▸ **TASK TO CARRY OUT**
Would you transcribe the listing that follows, character for character, and omit its images?
═════ STORED RECORDS
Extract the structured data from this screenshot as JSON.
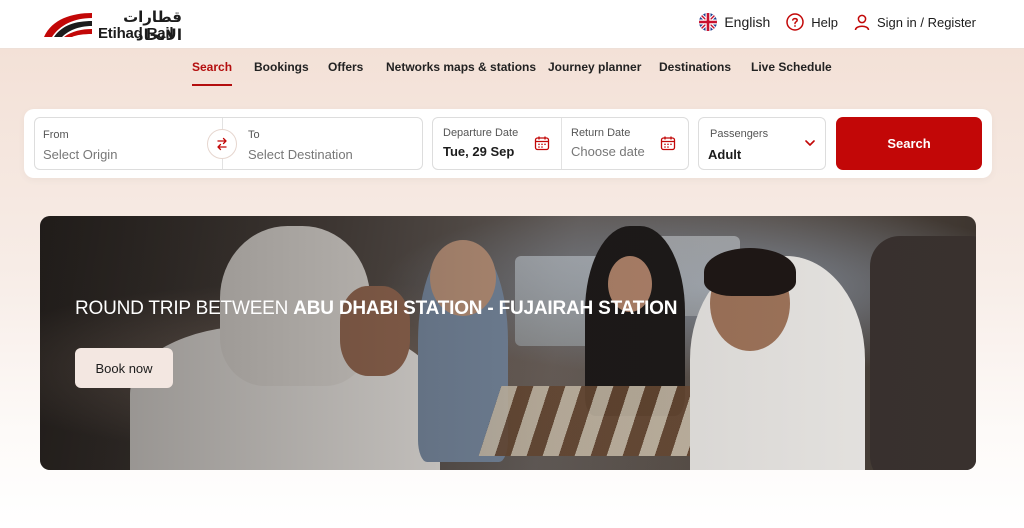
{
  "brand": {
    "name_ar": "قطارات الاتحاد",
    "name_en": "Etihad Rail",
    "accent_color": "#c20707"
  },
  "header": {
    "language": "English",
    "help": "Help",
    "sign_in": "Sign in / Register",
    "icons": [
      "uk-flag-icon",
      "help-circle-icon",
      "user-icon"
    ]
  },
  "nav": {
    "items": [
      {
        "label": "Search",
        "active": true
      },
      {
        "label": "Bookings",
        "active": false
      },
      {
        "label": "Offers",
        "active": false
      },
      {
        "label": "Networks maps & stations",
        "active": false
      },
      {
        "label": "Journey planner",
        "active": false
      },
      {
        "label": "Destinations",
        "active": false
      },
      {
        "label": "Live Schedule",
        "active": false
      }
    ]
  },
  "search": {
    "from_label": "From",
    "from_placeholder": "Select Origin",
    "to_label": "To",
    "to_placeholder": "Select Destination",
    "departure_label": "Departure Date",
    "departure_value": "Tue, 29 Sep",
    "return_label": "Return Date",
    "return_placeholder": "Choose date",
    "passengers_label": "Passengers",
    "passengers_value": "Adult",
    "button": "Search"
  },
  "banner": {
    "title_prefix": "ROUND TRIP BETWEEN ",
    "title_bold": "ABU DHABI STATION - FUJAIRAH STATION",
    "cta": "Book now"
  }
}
══════════
▸ **EXPECTED ANSWER**
Extract the structured data from this screenshot as JSON.
{
  "brand": {
    "name_ar": "قطارات الاتحاد",
    "name_en": "Etihad Rail",
    "accent_color": "#c20707"
  },
  "header": {
    "language": "English",
    "help": "Help",
    "sign_in": "Sign in / Register",
    "icons": [
      "uk-flag-icon",
      "help-circle-icon",
      "user-icon"
    ]
  },
  "nav": {
    "items": [
      {
        "label": "Search",
        "active": true
      },
      {
        "label": "Bookings",
        "active": false
      },
      {
        "label": "Offers",
        "active": false
      },
      {
        "label": "Networks maps & stations",
        "active": false
      },
      {
        "label": "Journey planner",
        "active": false
      },
      {
        "label": "Destinations",
        "active": false
      },
      {
        "label": "Live Schedule",
        "active": false
      }
    ]
  },
  "search": {
    "from_label": "From",
    "from_placeholder": "Select Origin",
    "to_label": "To",
    "to_placeholder": "Select Destination",
    "departure_label": "Departure Date",
    "departure_value": "Tue, 29 Sep",
    "return_label": "Return Date",
    "return_placeholder": "Choose date",
    "passengers_label": "Passengers",
    "passengers_value": "Adult",
    "button": "Search"
  },
  "banner": {
    "title_prefix": "ROUND TRIP BETWEEN ",
    "title_bold": "ABU DHABI STATION - FUJAIRAH STATION",
    "cta": "Book now"
  }
}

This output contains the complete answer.